• What to work on
Reproduce only the items in the stretch from "problem-item: 9 - 7 + 8= [554,1092,660,1115]" through "problem-item: 7 + 2 - 7= [554,893,660,916]", substituting "arithmetic-item" for every occurrence of "problem-item" and leaving everything else unchanged.

# Start of Exercise input

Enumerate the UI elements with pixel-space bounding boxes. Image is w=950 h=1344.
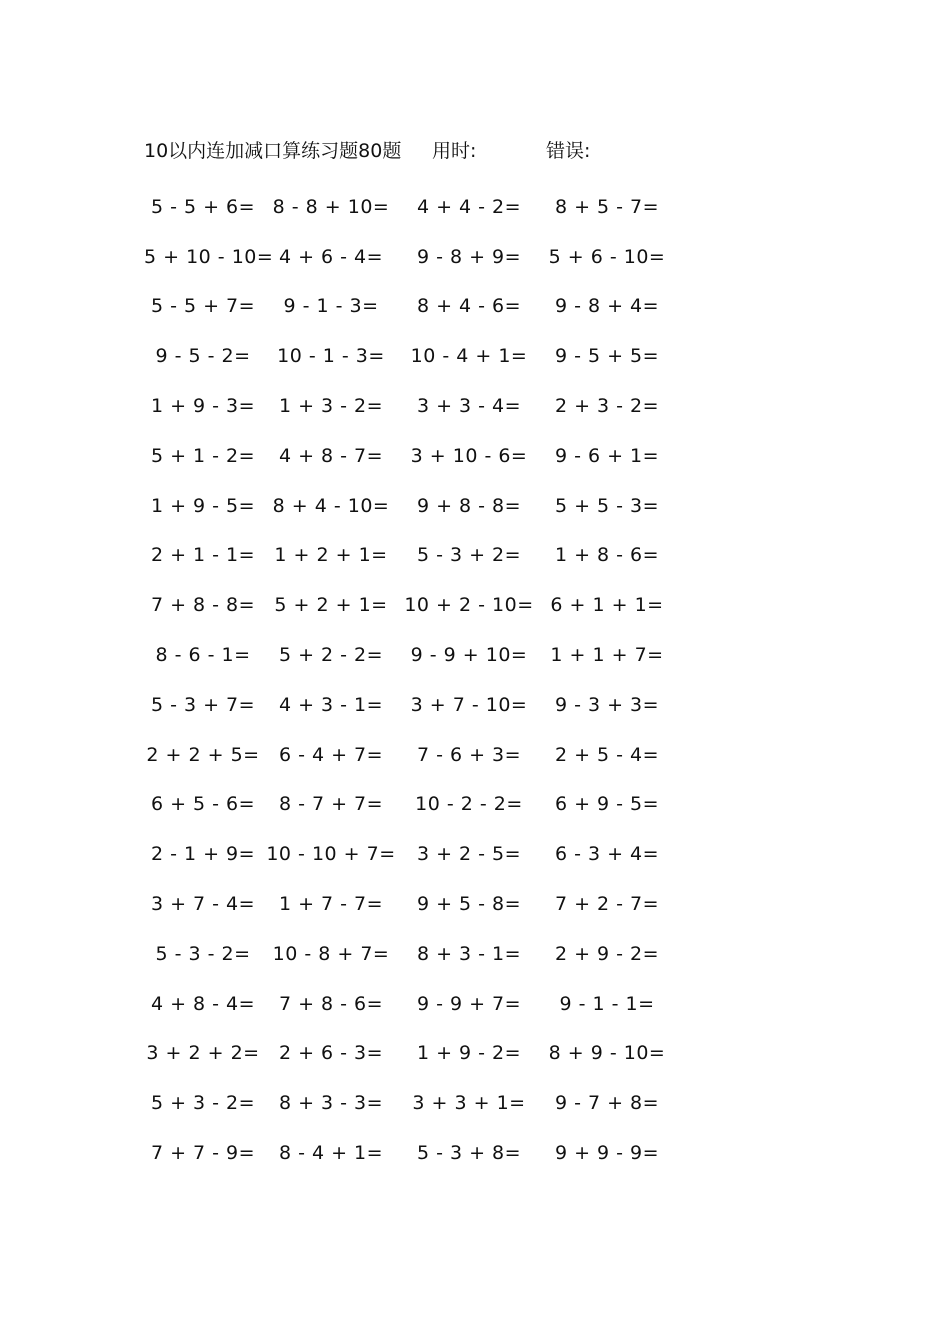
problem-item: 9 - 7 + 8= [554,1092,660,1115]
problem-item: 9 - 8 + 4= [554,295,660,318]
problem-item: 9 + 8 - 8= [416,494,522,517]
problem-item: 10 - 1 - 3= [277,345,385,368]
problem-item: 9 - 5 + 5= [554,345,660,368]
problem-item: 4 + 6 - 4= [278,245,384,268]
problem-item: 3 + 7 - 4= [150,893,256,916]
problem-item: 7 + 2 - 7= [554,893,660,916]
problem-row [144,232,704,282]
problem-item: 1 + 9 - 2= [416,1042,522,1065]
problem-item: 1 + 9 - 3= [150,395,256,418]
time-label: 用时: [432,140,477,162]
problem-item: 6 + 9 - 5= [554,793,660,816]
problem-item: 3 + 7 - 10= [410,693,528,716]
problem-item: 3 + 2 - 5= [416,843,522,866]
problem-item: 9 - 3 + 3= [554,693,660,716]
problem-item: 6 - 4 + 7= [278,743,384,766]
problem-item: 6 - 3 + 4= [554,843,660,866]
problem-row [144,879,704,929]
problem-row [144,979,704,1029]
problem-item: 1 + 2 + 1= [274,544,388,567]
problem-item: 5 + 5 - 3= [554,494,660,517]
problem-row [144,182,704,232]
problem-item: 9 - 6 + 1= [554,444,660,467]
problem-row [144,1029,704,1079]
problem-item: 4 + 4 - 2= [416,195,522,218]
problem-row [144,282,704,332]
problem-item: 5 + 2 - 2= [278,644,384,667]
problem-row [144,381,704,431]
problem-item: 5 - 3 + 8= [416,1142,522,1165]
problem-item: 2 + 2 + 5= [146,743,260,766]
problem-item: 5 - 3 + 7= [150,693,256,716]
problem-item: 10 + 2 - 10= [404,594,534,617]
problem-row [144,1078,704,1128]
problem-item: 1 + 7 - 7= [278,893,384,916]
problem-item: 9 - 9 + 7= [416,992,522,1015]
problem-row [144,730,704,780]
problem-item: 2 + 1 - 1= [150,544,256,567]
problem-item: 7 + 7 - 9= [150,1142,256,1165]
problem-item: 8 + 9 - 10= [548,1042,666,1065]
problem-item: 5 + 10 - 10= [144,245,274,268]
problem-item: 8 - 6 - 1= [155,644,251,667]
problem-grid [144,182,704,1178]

# End of Exercise input

• Written answer
arithmetic-item: 9 - 7 + 8= [554,1092,660,1115]
arithmetic-item: 9 - 8 + 4= [554,295,660,318]
arithmetic-item: 9 + 8 - 8= [416,494,522,517]
arithmetic-item: 10 - 1 - 3= [277,345,385,368]
arithmetic-item: 9 - 5 + 5= [554,345,660,368]
arithmetic-item: 4 + 6 - 4= [278,245,384,268]
arithmetic-item: 3 + 7 - 4= [150,893,256,916]
arithmetic-item: 7 + 2 - 7= [554,893,660,916]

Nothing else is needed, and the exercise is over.